* **Objective**:
In the records below, find the line containing "OCR this image.", then copy that line and all lines after it, exactly, omitting every picture.

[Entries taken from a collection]
# # #
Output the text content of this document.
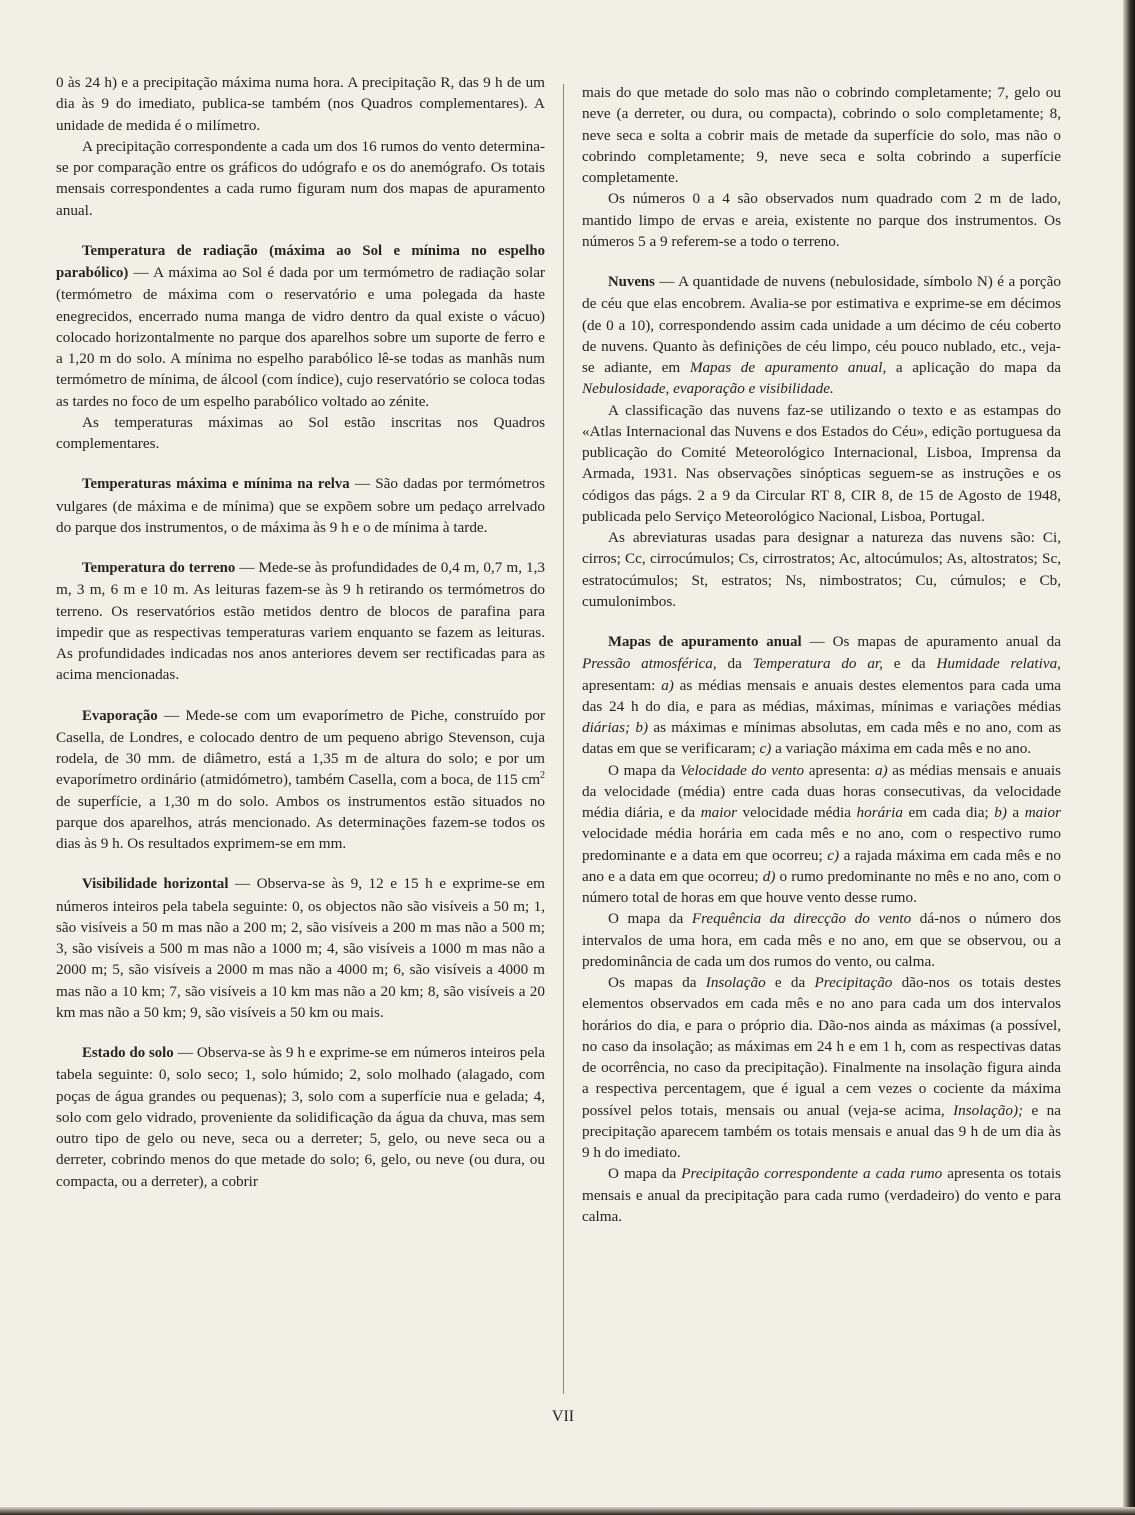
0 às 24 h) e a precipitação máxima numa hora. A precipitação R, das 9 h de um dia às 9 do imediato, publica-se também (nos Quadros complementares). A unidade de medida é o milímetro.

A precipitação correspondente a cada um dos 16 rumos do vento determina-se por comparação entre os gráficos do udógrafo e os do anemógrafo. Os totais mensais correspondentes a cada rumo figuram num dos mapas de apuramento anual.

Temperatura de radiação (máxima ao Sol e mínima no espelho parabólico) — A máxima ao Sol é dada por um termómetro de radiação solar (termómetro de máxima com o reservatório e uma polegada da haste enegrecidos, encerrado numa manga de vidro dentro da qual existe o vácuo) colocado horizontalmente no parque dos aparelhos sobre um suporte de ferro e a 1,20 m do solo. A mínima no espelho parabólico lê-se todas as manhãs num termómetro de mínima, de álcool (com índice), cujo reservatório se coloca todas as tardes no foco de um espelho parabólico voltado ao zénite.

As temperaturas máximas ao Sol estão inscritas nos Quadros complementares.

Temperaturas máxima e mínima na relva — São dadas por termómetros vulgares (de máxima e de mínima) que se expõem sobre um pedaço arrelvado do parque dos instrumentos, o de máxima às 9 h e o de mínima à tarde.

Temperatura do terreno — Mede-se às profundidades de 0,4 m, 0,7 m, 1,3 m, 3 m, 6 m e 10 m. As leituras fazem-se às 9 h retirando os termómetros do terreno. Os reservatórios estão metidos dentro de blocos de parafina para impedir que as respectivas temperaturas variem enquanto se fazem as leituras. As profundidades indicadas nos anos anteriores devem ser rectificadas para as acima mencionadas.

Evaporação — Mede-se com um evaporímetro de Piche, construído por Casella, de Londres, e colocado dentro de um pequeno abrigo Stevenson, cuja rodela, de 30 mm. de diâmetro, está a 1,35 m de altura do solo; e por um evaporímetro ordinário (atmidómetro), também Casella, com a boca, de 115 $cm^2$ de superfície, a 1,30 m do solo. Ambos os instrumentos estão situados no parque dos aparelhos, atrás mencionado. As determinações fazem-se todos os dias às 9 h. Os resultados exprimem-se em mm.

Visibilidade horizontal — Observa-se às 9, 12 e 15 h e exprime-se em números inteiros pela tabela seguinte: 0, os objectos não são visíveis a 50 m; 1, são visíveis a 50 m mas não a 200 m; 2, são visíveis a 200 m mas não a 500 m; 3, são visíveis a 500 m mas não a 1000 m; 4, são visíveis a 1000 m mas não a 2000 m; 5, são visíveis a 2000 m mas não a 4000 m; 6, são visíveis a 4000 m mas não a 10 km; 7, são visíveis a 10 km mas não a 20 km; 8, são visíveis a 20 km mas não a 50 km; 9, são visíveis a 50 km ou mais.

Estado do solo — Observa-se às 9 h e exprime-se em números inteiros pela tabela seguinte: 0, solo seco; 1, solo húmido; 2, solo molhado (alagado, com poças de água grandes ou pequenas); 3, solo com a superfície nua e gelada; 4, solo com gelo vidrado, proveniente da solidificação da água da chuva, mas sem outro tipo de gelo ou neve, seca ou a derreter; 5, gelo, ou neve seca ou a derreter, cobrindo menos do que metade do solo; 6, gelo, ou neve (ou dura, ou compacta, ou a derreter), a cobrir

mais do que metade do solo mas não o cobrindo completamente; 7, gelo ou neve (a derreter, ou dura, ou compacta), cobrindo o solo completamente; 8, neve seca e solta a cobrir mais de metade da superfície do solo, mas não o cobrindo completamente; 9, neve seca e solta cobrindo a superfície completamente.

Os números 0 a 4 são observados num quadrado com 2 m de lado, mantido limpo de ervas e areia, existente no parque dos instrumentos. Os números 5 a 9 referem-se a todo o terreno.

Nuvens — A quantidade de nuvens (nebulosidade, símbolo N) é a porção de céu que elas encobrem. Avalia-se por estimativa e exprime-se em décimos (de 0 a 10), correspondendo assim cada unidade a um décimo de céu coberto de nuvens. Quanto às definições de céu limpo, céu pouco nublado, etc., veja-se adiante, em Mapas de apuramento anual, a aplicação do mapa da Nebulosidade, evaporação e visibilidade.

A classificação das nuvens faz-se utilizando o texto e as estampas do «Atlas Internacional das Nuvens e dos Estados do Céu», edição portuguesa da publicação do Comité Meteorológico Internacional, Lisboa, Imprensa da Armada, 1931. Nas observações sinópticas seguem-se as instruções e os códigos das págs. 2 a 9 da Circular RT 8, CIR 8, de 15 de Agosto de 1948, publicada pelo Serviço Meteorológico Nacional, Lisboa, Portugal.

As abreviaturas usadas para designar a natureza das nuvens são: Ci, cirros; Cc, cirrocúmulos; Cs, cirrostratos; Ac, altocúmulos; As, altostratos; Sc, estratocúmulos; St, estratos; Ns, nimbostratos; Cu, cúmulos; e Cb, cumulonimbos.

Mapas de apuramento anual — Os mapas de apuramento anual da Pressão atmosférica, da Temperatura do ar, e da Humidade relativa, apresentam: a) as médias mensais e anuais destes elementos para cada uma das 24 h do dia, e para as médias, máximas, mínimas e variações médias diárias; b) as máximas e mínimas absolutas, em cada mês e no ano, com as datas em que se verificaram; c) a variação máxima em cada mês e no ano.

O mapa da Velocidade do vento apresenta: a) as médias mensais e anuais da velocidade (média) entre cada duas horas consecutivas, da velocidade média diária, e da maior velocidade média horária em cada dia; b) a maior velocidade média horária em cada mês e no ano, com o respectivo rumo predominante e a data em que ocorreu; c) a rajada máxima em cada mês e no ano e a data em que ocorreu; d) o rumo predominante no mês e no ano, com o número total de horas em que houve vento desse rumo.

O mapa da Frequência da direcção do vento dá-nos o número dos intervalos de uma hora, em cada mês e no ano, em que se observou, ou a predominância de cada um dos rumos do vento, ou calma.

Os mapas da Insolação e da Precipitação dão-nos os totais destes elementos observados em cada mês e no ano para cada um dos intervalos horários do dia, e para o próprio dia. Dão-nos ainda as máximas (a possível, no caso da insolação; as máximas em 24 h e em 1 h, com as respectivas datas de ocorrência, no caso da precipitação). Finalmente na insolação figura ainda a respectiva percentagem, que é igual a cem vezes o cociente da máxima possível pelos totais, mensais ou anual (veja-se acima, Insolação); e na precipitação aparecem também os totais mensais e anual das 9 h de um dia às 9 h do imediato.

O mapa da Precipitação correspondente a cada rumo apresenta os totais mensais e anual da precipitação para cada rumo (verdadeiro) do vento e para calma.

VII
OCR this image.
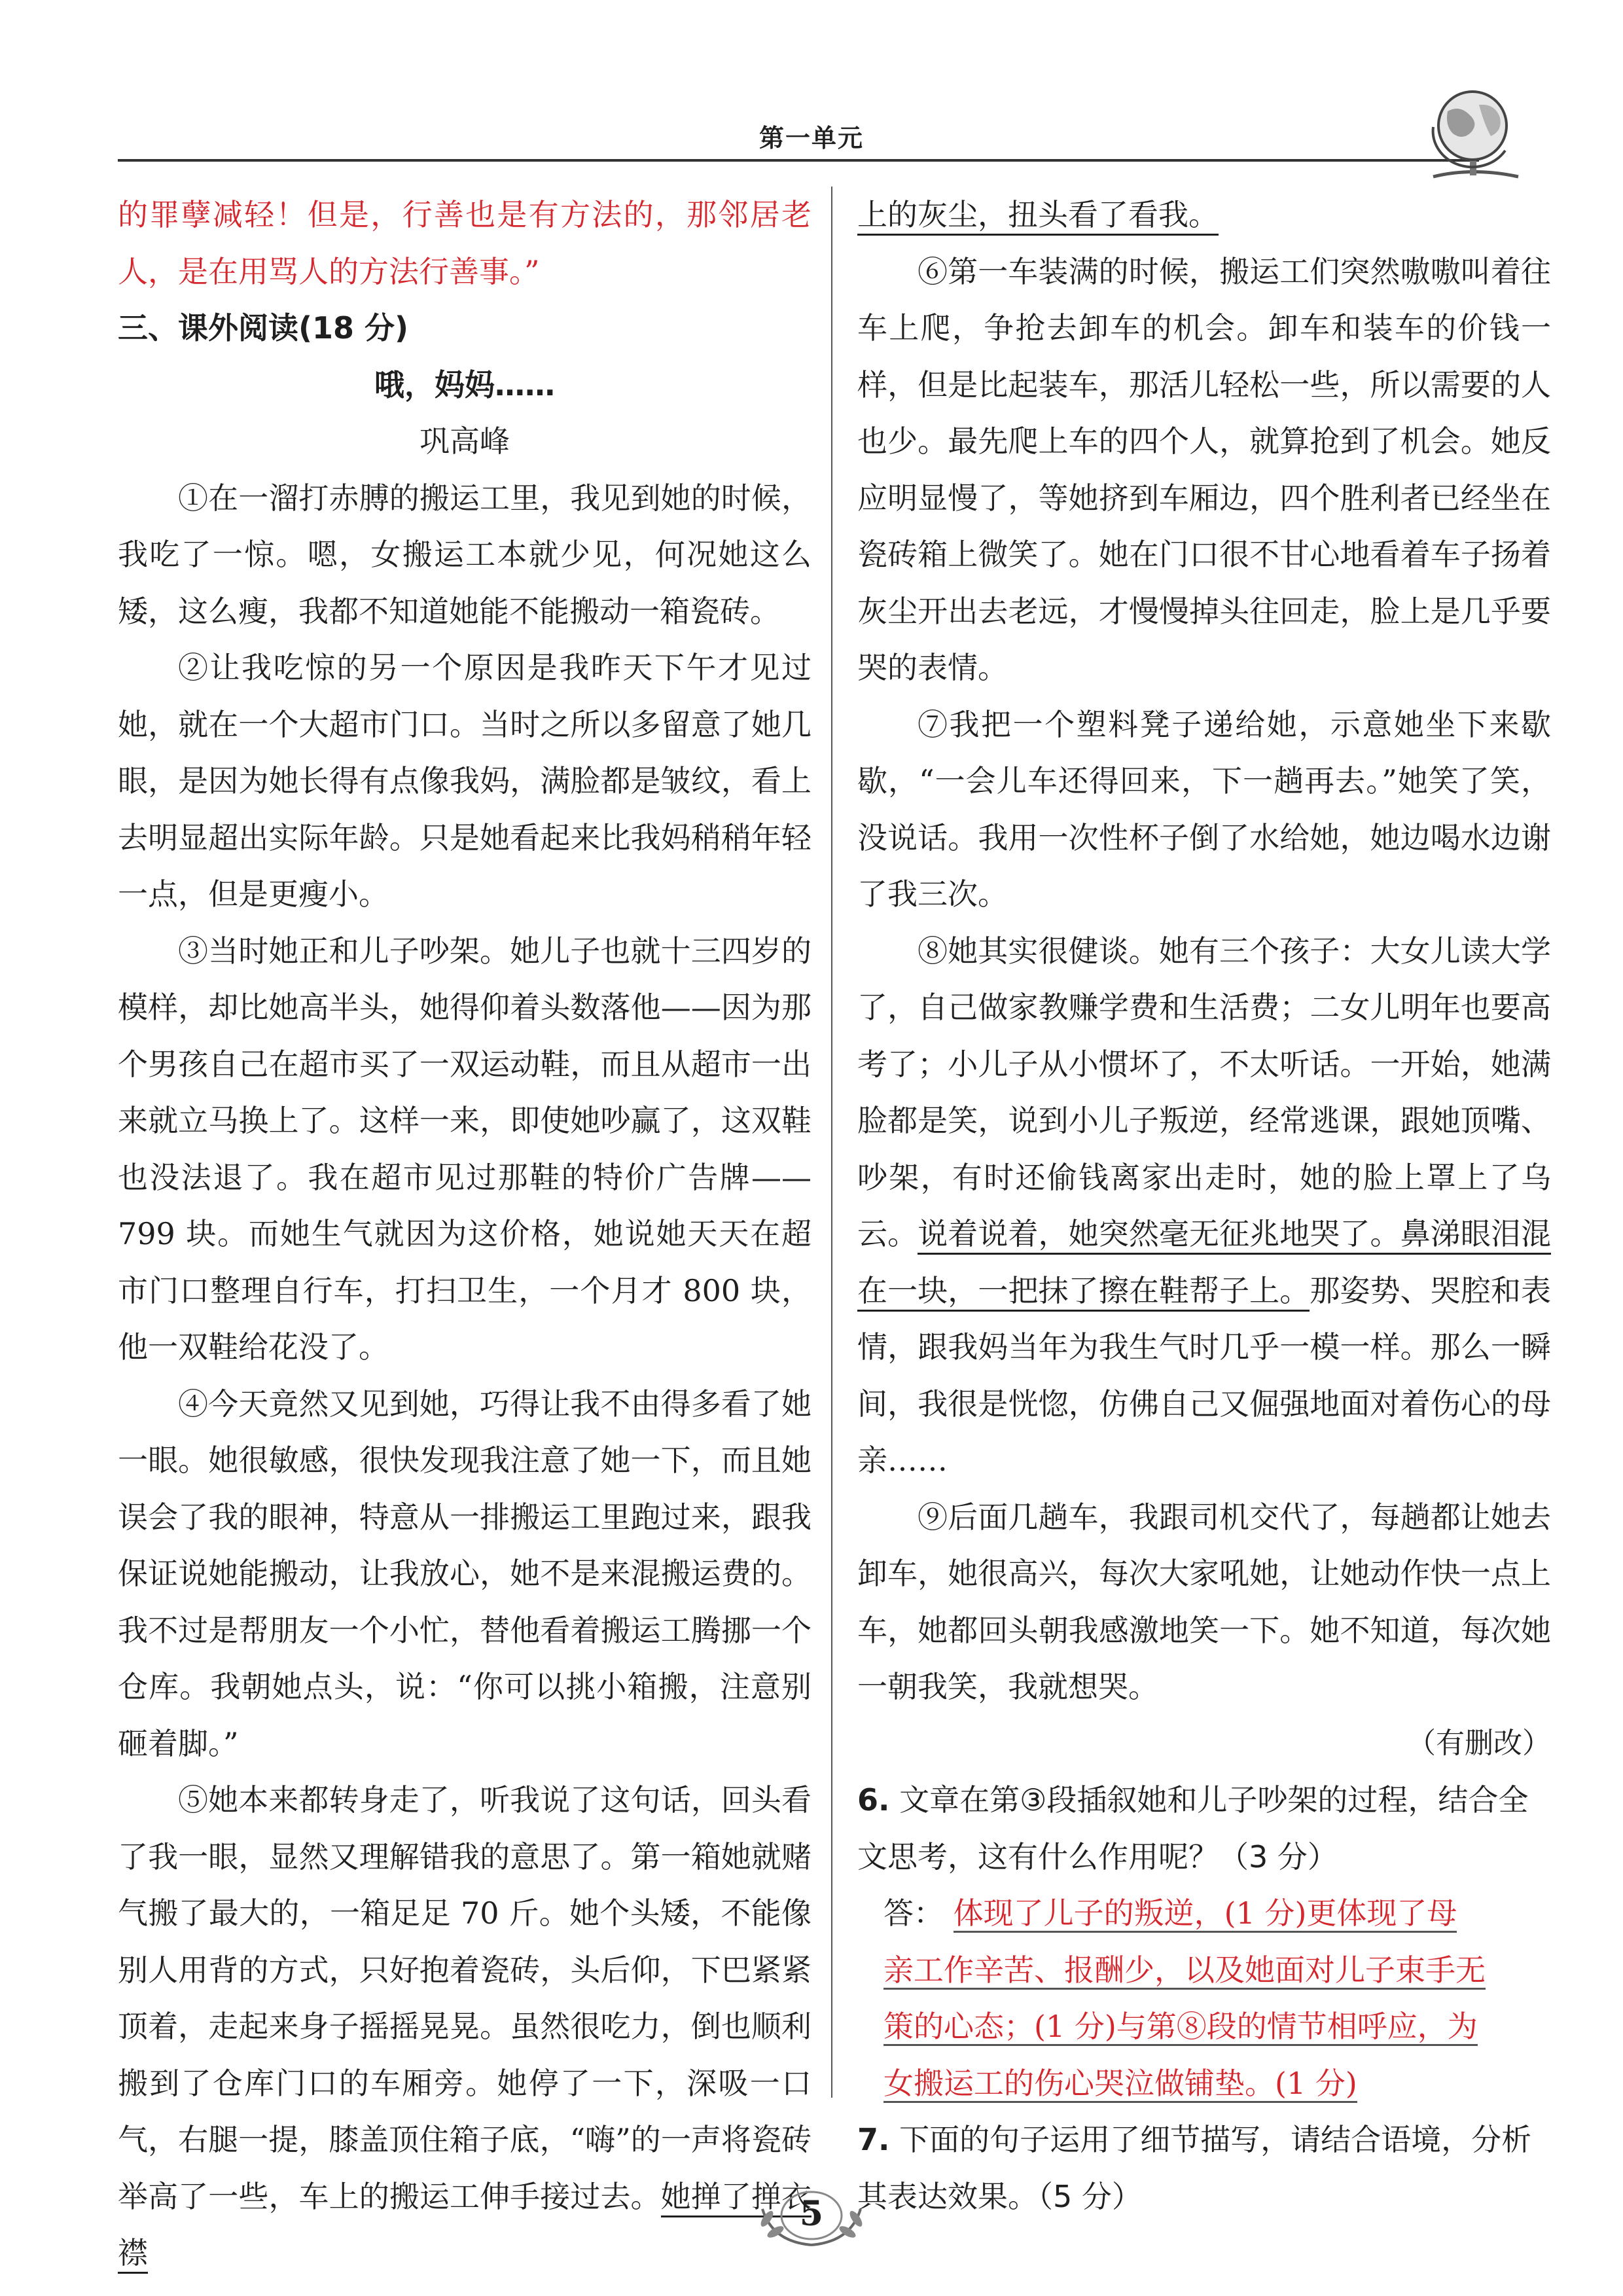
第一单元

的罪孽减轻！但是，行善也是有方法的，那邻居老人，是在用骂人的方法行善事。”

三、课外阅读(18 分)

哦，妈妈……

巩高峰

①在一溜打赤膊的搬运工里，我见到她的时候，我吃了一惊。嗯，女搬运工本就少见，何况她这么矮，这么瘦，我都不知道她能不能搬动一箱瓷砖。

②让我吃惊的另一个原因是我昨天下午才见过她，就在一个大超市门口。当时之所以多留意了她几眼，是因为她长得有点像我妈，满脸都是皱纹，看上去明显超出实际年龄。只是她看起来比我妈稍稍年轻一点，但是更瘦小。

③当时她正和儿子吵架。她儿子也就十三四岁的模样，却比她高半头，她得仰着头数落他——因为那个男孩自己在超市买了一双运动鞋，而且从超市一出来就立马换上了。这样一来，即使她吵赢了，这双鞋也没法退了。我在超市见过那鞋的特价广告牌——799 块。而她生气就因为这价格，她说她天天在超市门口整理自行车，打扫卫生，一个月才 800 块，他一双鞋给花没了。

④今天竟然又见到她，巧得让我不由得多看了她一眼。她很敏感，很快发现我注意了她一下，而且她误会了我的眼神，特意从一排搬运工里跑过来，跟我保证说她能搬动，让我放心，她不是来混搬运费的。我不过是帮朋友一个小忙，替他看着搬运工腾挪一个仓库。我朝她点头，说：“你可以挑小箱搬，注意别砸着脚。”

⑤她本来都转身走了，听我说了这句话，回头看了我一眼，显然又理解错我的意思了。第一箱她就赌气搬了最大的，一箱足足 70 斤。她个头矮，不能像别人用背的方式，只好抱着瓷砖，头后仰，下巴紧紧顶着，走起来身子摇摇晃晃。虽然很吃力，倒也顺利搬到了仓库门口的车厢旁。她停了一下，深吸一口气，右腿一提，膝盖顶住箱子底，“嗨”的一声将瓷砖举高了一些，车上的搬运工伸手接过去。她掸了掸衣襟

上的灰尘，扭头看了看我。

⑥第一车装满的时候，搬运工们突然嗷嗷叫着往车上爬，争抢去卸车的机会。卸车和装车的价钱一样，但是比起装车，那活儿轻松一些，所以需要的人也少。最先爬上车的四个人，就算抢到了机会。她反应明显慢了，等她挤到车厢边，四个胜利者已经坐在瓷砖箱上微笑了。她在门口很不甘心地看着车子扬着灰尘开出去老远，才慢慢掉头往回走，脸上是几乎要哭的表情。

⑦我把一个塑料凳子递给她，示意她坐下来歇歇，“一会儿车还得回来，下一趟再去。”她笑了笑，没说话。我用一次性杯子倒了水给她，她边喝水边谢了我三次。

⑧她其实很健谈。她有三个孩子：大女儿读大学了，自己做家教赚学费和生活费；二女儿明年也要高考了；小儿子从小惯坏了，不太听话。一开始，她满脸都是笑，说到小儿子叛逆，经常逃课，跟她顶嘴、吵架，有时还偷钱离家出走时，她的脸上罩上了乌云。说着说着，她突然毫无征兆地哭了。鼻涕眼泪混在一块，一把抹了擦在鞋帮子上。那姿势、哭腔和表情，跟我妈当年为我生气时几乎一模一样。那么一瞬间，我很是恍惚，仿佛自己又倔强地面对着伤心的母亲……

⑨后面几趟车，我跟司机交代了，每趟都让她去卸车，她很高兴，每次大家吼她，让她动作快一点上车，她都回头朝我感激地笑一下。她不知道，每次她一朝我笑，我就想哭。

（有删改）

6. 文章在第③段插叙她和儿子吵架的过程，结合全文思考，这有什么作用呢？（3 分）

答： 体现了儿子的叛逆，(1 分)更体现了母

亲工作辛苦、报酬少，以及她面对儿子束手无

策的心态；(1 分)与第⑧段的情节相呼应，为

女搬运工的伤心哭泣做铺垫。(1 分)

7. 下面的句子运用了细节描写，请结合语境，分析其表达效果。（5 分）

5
# # #
* **Final result**:
OCR this image.
第一单元

的罪孽减轻！但是，行善也是有方法的，那邻居老人，是在用骂人的方法行善事。”

三、课外阅读(18 分)

哦，妈妈……

巩高峰

①在一溜打赤膊的搬运工里，我见到她的时候，我吃了一惊。嗯，女搬运工本就少见，何况她这么矮，这么瘦，我都不知道她能不能搬动一箱瓷砖。

②让我吃惊的另一个原因是我昨天下午才见过她，就在一个大超市门口。当时之所以多留意了她几眼，是因为她长得有点像我妈，满脸都是皱纹，看上去明显超出实际年龄。只是她看起来比我妈稍稍年轻一点，但是更瘦小。

③当时她正和儿子吵架。她儿子也就十三四岁的模样，却比她高半头，她得仰着头数落他——因为那个男孩自己在超市买了一双运动鞋，而且从超市一出来就立马换上了。这样一来，即使她吵赢了，这双鞋也没法退了。我在超市见过那鞋的特价广告牌——799 块。而她生气就因为这价格，她说她天天在超市门口整理自行车，打扫卫生，一个月才 800 块，他一双鞋给花没了。

④今天竟然又见到她，巧得让我不由得多看了她一眼。她很敏感，很快发现我注意了她一下，而且她误会了我的眼神，特意从一排搬运工里跑过来，跟我保证说她能搬动，让我放心，她不是来混搬运费的。我不过是帮朋友一个小忙，替他看着搬运工腾挪一个仓库。我朝她点头，说：“你可以挑小箱搬，注意别砸着脚。”

⑤她本来都转身走了，听我说了这句话，回头看了我一眼，显然又理解错我的意思了。第一箱她就赌气搬了最大的，一箱足足 70 斤。她个头矮，不能像别人用背的方式，只好抱着瓷砖，头后仰，下巴紧紧顶着，走起来身子摇摇晃晃。虽然很吃力，倒也顺利搬到了仓库门口的车厢旁。她停了一下，深吸一口气，右腿一提，膝盖顶住箱子底，“嗨”的一声将瓷砖举高了一些，车上的搬运工伸手接过去。她掸了掸衣襟

上的灰尘，扭头看了看我。

⑥第一车装满的时候，搬运工们突然嗷嗷叫着往车上爬，争抢去卸车的机会。卸车和装车的价钱一样，但是比起装车，那活儿轻松一些，所以需要的人也少。最先爬上车的四个人，就算抢到了机会。她反应明显慢了，等她挤到车厢边，四个胜利者已经坐在瓷砖箱上微笑了。她在门口很不甘心地看着车子扬着灰尘开出去老远，才慢慢掉头往回走，脸上是几乎要哭的表情。

⑦我把一个塑料凳子递给她，示意她坐下来歇歇，“一会儿车还得回来，下一趟再去。”她笑了笑，没说话。我用一次性杯子倒了水给她，她边喝水边谢了我三次。

⑧她其实很健谈。她有三个孩子：大女儿读大学了，自己做家教赚学费和生活费；二女儿明年也要高考了；小儿子从小惯坏了，不太听话。一开始，她满脸都是笑，说到小儿子叛逆，经常逃课，跟她顶嘴、吵架，有时还偷钱离家出走时，她的脸上罩上了乌云。说着说着，她突然毫无征兆地哭了。鼻涕眼泪混在一块，一把抹了擦在鞋帮子上。那姿势、哭腔和表情，跟我妈当年为我生气时几乎一模一样。那么一瞬间，我很是恍惚，仿佛自己又倔强地面对着伤心的母亲……

⑨后面几趟车，我跟司机交代了，每趟都让她去卸车，她很高兴，每次大家吼她，让她动作快一点上车，她都回头朝我感激地笑一下。她不知道，每次她一朝我笑，我就想哭。

（有删改）

6. 文章在第③段插叙她和儿子吵架的过程，结合全文思考，这有什么作用呢？（3 分）

答： 体现了儿子的叛逆，(1 分)更体现了母

亲工作辛苦、报酬少，以及她面对儿子束手无

策的心态；(1 分)与第⑧段的情节相呼应，为

女搬运工的伤心哭泣做铺垫。(1 分)

7. 下面的句子运用了细节描写，请结合语境，分析其表达效果。（5 分）

5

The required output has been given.